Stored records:
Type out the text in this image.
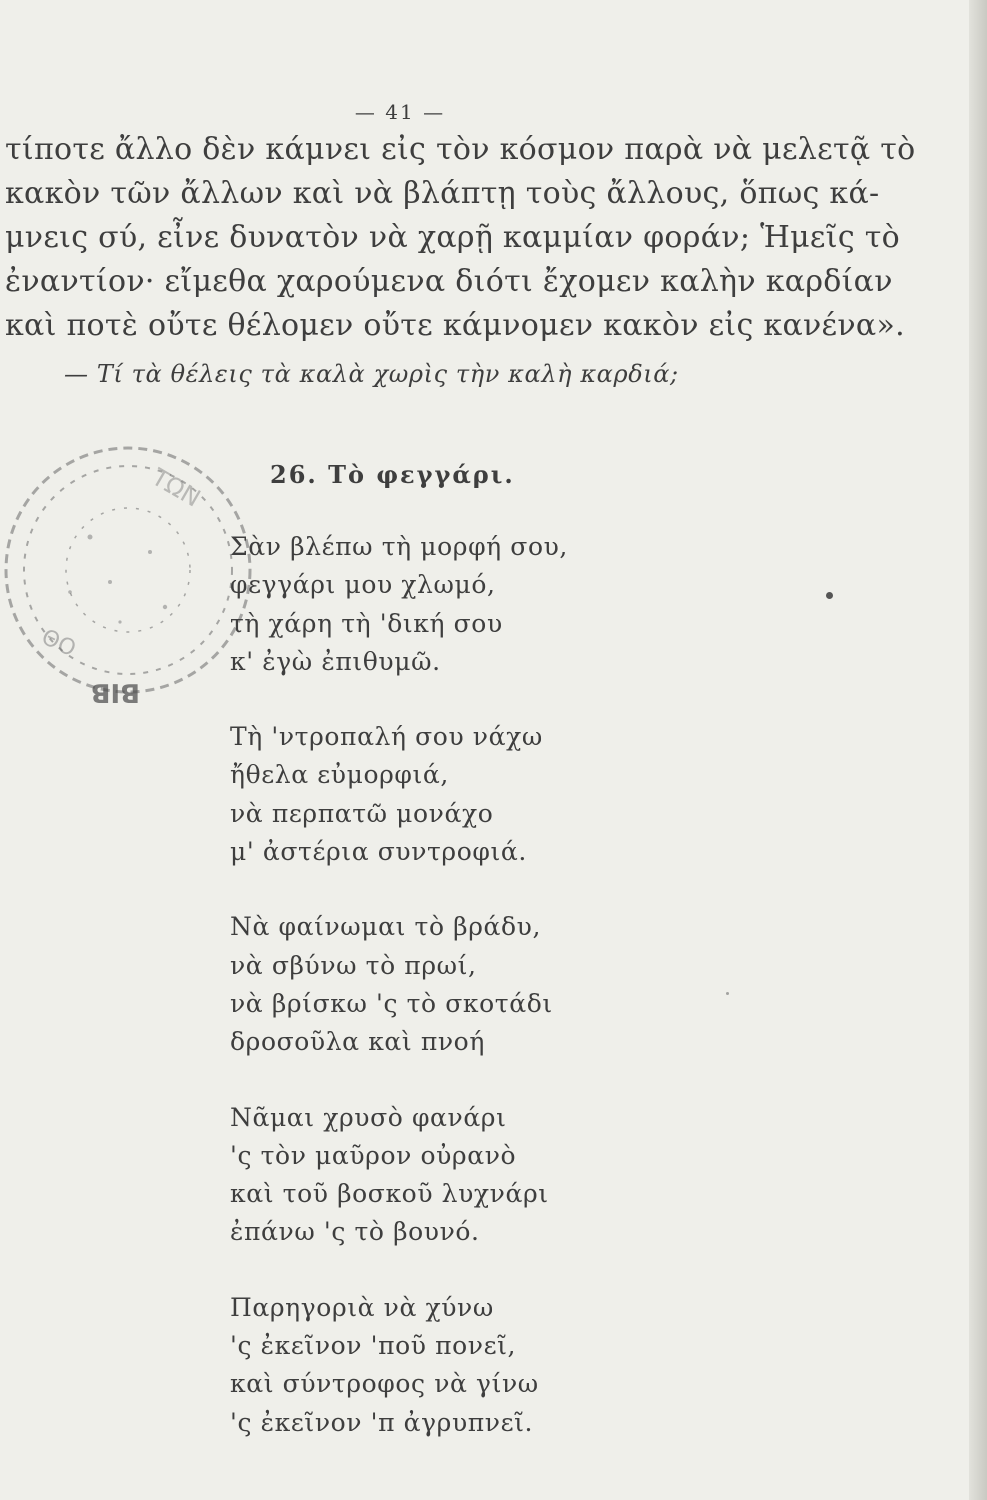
— 41 —
τίποτε ἄλλο δὲν κάμνει εἰς τὸν κόσμον παρὰ νὰ μελετᾷ τὸ
κακὸν τῶν ἄλλων καὶ νὰ βλάπτῃ τοὺς ἄλλους, ὅπως κά-
μνεις σύ, εἶνε δυνατὸν νὰ χαρῇ καμμίαν φοράν; Ἡμεῖς τὸ
ἐναντίον· εἴμεθα χαρούμενα διότι ἔχομεν καλὴν καρδίαν
καὶ ποτὲ οὔτε θέλομεν οὔτε κάμνομεν κακὸν εἰς κανένα».
— Τί τὰ θέλεις τὰ καλὰ χωρὶς τὴν καλὴ καρδιά;
26. Τὸ φεγγάρι.
ΤΩΝ
ΘΟ
ΒΙΒ
Σὰν βλέπω τὴ μορφή σου,
φεγγάρι μου χλωμό,
τὴ χάρη τὴ 'δική σου
κ' ἐγὼ ἐπιθυμῶ.
Τὴ 'ντροπαλή σου νάχω
ἤθελα εὐμορφιά,
νὰ περπατῶ μονάχο
μ' ἀστέρια συντροφιά.
Νὰ φαίνωμαι τὸ βράδυ,
νὰ σβύνω τὸ πρωί,
νὰ βρίσκω 'ς τὸ σκοτάδι
δροσοῦλα καὶ πνοή
Νᾶμαι χρυσὸ φανάρι
'ς τὸν μαῦρον οὐρανὸ
καὶ τοῦ βοσκοῦ λυχνάρι
ἐπάνω 'ς τὸ βουνό.
Παρηγοριὰ νὰ χύνω
'ς ἐκεῖνον 'ποῦ πονεῖ,
καὶ σύντροφος νὰ γίνω
'ς ἐκεῖνον 'π ἀγρυπνεῖ.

● **What to produce**
Go through the listing above and quote it exactly, apart from its images.

● **Answer below**
Type out the text in this image.
— 41 —
τίποτε ἄλλο δὲν κάμνει εἰς τὸν κόσμον παρὰ νὰ μελετᾷ τὸ
κακὸν τῶν ἄλλων καὶ νὰ βλάπτῃ τοὺς ἄλλους, ὅπως κά-
μνεις σύ, εἶνε δυνατὸν νὰ χαρῇ καμμίαν φοράν; Ἡμεῖς τὸ
ἐναντίον· εἴμεθα χαρούμενα διότι ἔχομεν καλὴν καρδίαν
καὶ ποτὲ οὔτε θέλομεν οὔτε κάμνομεν κακὸν εἰς κανένα».
— Τί τὰ θέλεις τὰ καλὰ χωρὶς τὴν καλὴ καρδιά;
26. Τὸ φεγγάρι.
ΤΩΝ
ΘΟ
ΒΙΒ
Σὰν βλέπω τὴ μορφή σου,
φεγγάρι μου χλωμό,
τὴ χάρη τὴ 'δική σου
κ' ἐγὼ ἐπιθυμῶ.
Τὴ 'ντροπαλή σου νάχω
ἤθελα εὐμορφιά,
νὰ περπατῶ μονάχο
μ' ἀστέρια συντροφιά.
Νὰ φαίνωμαι τὸ βράδυ,
νὰ σβύνω τὸ πρωί,
νὰ βρίσκω 'ς τὸ σκοτάδι
δροσοῦλα καὶ πνοή
Νᾶμαι χρυσὸ φανάρι
'ς τὸν μαῦρον οὐρανὸ
καὶ τοῦ βοσκοῦ λυχνάρι
ἐπάνω 'ς τὸ βουνό.
Παρηγοριὰ νὰ χύνω
'ς ἐκεῖνον 'ποῦ πονεῖ,
καὶ σύντροφος νὰ γίνω
'ς ἐκεῖνον 'π ἀγρυπνεῖ.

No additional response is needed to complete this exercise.